Work required: Find each line containing the string "sahipliği" and return it.

Recorded data:
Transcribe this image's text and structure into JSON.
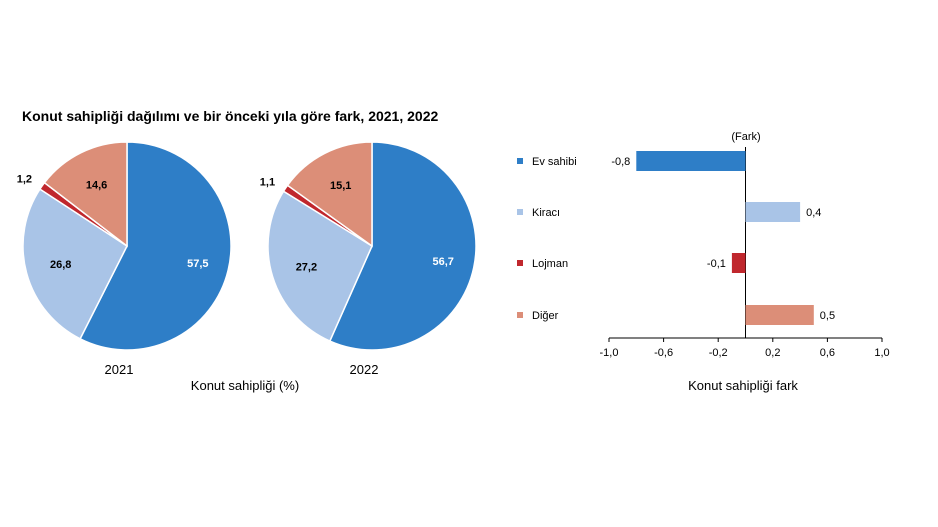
{
  "title": "Konut sahipliği dağılımı ve bir önceki yıla göre fark, 2021, 2022",
  "pie_axis_label": "Konut sahipliği (%)",
  "bar_axis_label": "Konut sahipliği fark",
  "bar_unit_label": "(Fark)",
  "colors": {
    "ev_sahibi": "#2E7EC7",
    "kiraci": "#A9C4E7",
    "lojman": "#C0272D",
    "diger": "#DC8E78"
  },
  "chart_data": [
    {
      "type": "pie",
      "title": "2021",
      "categories": [
        "Ev sahibi",
        "Kiracı",
        "Lojman",
        "Diğer"
      ],
      "values": [
        57.5,
        26.8,
        1.2,
        14.6
      ],
      "labels": [
        "57,5",
        "26,8",
        "1,2",
        "14,6"
      ]
    },
    {
      "type": "pie",
      "title": "2022",
      "categories": [
        "Ev sahibi",
        "Kiracı",
        "Lojman",
        "Diğer"
      ],
      "values": [
        56.7,
        27.2,
        1.1,
        15.1
      ],
      "labels": [
        "56,7",
        "27,2",
        "1,1",
        "15,1"
      ]
    },
    {
      "type": "bar",
      "orientation": "horizontal",
      "categories": [
        "Ev sahibi",
        "Kiracı",
        "Lojman",
        "Diğer"
      ],
      "values": [
        -0.8,
        0.4,
        -0.1,
        0.5
      ],
      "labels": [
        "-0,8",
        "0,4",
        "-0,1",
        "0,5"
      ],
      "xlim": [
        -1.0,
        1.0
      ],
      "xticks": [
        -1.0,
        -0.6,
        -0.2,
        0.2,
        0.6,
        1.0
      ],
      "xtick_labels": [
        "-1,0",
        "-0,6",
        "-0,2",
        "0,2",
        "0,6",
        "1,0"
      ],
      "xlabel": "Konut sahipliği fark",
      "legend": "left"
    }
  ]
}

Response to this task:
  "title": "Konut sahipliği dağılımı ve bir önceki yıla göre fark, 2021, 2022",
  "pie_axis_label": "Konut sahipliği (%)",
  "bar_axis_label": "Konut sahipliği fark",
      "xlabel": "Konut sahipliği fark",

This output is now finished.